WHAT IS BEING ASKED |
Print the entries verbatim, leaving out the images they contain.

Records
━━━━━━━━━━━━━━━━━━━━━━━━━━━━━━
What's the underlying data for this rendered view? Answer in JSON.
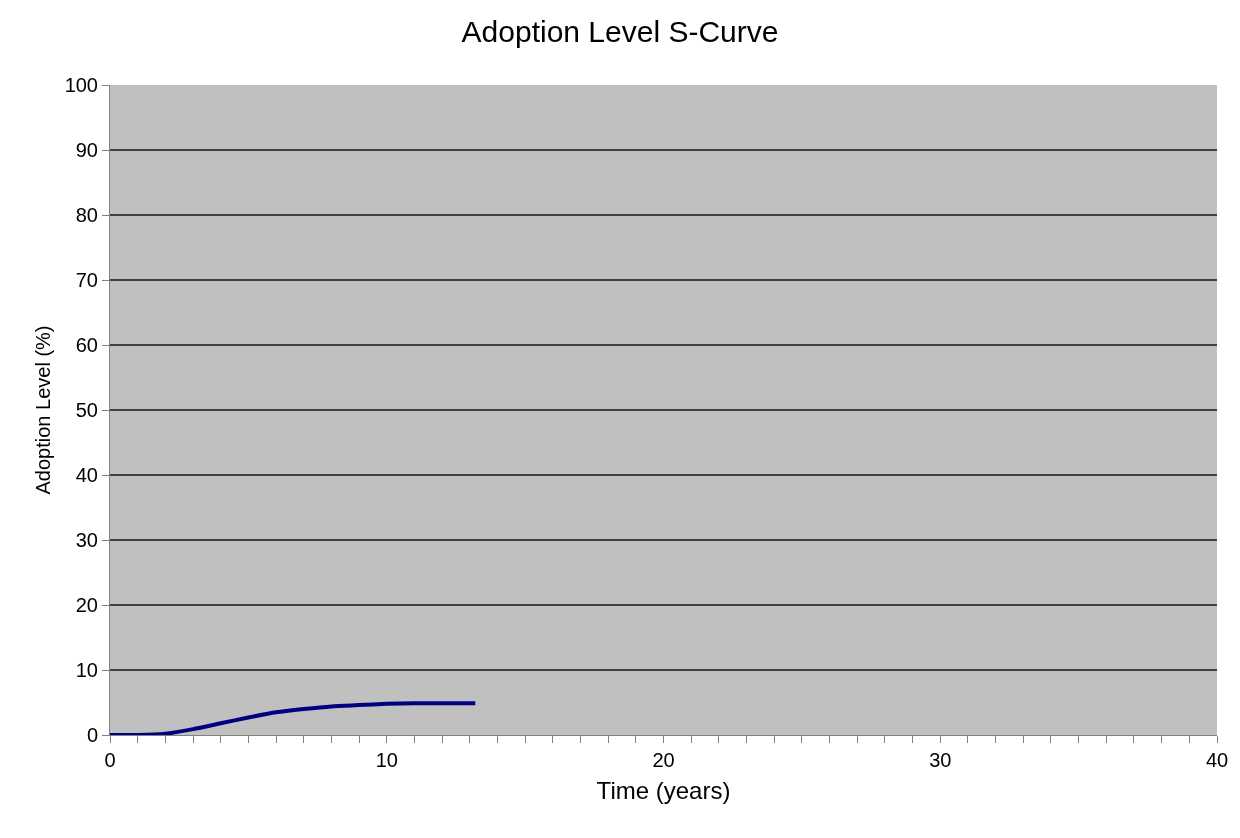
{
  "chart_data": {
    "type": "line",
    "title": "Adoption Level S-Curve",
    "xlabel": "Time (years)",
    "ylabel": "Adoption Level (%)",
    "x": [
      0,
      1,
      2,
      3,
      4,
      5,
      6,
      7,
      8,
      9,
      10,
      11,
      12,
      13.2
    ],
    "series": [
      {
        "color": "#000080",
        "values": [
          0,
          0,
          0.2,
          0.9,
          1.8,
          2.7,
          3.5,
          4.0,
          4.4,
          4.6,
          4.8,
          4.9,
          4.9,
          4.9
        ]
      }
    ],
    "xlim": [
      0,
      40
    ],
    "xticks": [
      0,
      {
        "value": 1,
        "label": null
      },
      {
        "value": 2,
        "label": null
      },
      {
        "value": 3,
        "label": null
      },
      {
        "value": 4,
        "label": null
      },
      {
        "value": 5,
        "label": null
      },
      {
        "value": 6,
        "label": null
      },
      {
        "value": 7,
        "label": null
      },
      {
        "value": 8,
        "label": null
      },
      {
        "value": 9,
        "label": null
      },
      10,
      {
        "value": 11,
        "label": null
      },
      {
        "value": 12,
        "label": null
      },
      {
        "value": 13,
        "label": null
      },
      {
        "value": 14,
        "label": null
      },
      {
        "value": 15,
        "label": null
      },
      {
        "value": 16,
        "label": null
      },
      {
        "value": 17,
        "label": null
      },
      {
        "value": 18,
        "label": null
      },
      {
        "value": 19,
        "label": null
      },
      20,
      {
        "value": 21,
        "label": null
      },
      {
        "value": 22,
        "label": null
      },
      {
        "value": 23,
        "label": null
      },
      {
        "value": 24,
        "label": null
      },
      {
        "value": 25,
        "label": null
      },
      {
        "value": 26,
        "label": null
      },
      {
        "value": 27,
        "label": null
      },
      {
        "value": 28,
        "label": null
      },
      {
        "value": 29,
        "label": null
      },
      30,
      {
        "value": 31,
        "label": null
      },
      {
        "value": 32,
        "label": null
      },
      {
        "value": 33,
        "label": null
      },
      {
        "value": 34,
        "label": null
      },
      {
        "value": 35,
        "label": null
      },
      {
        "value": 36,
        "label": null
      },
      {
        "value": 37,
        "label": null
      },
      {
        "value": 38,
        "label": null
      },
      {
        "value": 39,
        "label": null
      },
      40
    ],
    "ylim": [
      0,
      100
    ],
    "yticks": [
      0,
      10,
      20,
      30,
      40,
      50,
      60,
      70,
      80,
      90,
      100
    ],
    "grid": "y",
    "marker": "none",
    "line_style": "solid"
  }
}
━━━━━━━━━━━━━━━━━━━━━━━━━━━━━━
TASK OUTPUT |
What's the underlying data for this rendered view? Answer in JSON.
{
  "chart_data": {
    "type": "line",
    "title": "Adoption Level S-Curve",
    "xlabel": "Time (years)",
    "ylabel": "Adoption Level (%)",
    "x": [
      0,
      1,
      2,
      3,
      4,
      5,
      6,
      7,
      8,
      9,
      10,
      11,
      12,
      13.2
    ],
    "series": [
      {
        "color": "#000080",
        "values": [
          0,
          0,
          0.2,
          0.9,
          1.8,
          2.7,
          3.5,
          4.0,
          4.4,
          4.6,
          4.8,
          4.9,
          4.9,
          4.9
        ]
      }
    ],
    "xlim": [
      0,
      40
    ],
    "xticks": [
      0,
      {
        "value": 1,
        "label": null
      },
      {
        "value": 2,
        "label": null
      },
      {
        "value": 3,
        "label": null
      },
      {
        "value": 4,
        "label": null
      },
      {
        "value": 5,
        "label": null
      },
      {
        "value": 6,
        "label": null
      },
      {
        "value": 7,
        "label": null
      },
      {
        "value": 8,
        "label": null
      },
      {
        "value": 9,
        "label": null
      },
      10,
      {
        "value": 11,
        "label": null
      },
      {
        "value": 12,
        "label": null
      },
      {
        "value": 13,
        "label": null
      },
      {
        "value": 14,
        "label": null
      },
      {
        "value": 15,
        "label": null
      },
      {
        "value": 16,
        "label": null
      },
      {
        "value": 17,
        "label": null
      },
      {
        "value": 18,
        "label": null
      },
      {
        "value": 19,
        "label": null
      },
      20,
      {
        "value": 21,
        "label": null
      },
      {
        "value": 22,
        "label": null
      },
      {
        "value": 23,
        "label": null
      },
      {
        "value": 24,
        "label": null
      },
      {
        "value": 25,
        "label": null
      },
      {
        "value": 26,
        "label": null
      },
      {
        "value": 27,
        "label": null
      },
      {
        "value": 28,
        "label": null
      },
      {
        "value": 29,
        "label": null
      },
      30,
      {
        "value": 31,
        "label": null
      },
      {
        "value": 32,
        "label": null
      },
      {
        "value": 33,
        "label": null
      },
      {
        "value": 34,
        "label": null
      },
      {
        "value": 35,
        "label": null
      },
      {
        "value": 36,
        "label": null
      },
      {
        "value": 37,
        "label": null
      },
      {
        "value": 38,
        "label": null
      },
      {
        "value": 39,
        "label": null
      },
      40
    ],
    "ylim": [
      0,
      100
    ],
    "yticks": [
      0,
      10,
      20,
      30,
      40,
      50,
      60,
      70,
      80,
      90,
      100
    ],
    "grid": "y",
    "marker": "none",
    "line_style": "solid"
  }
}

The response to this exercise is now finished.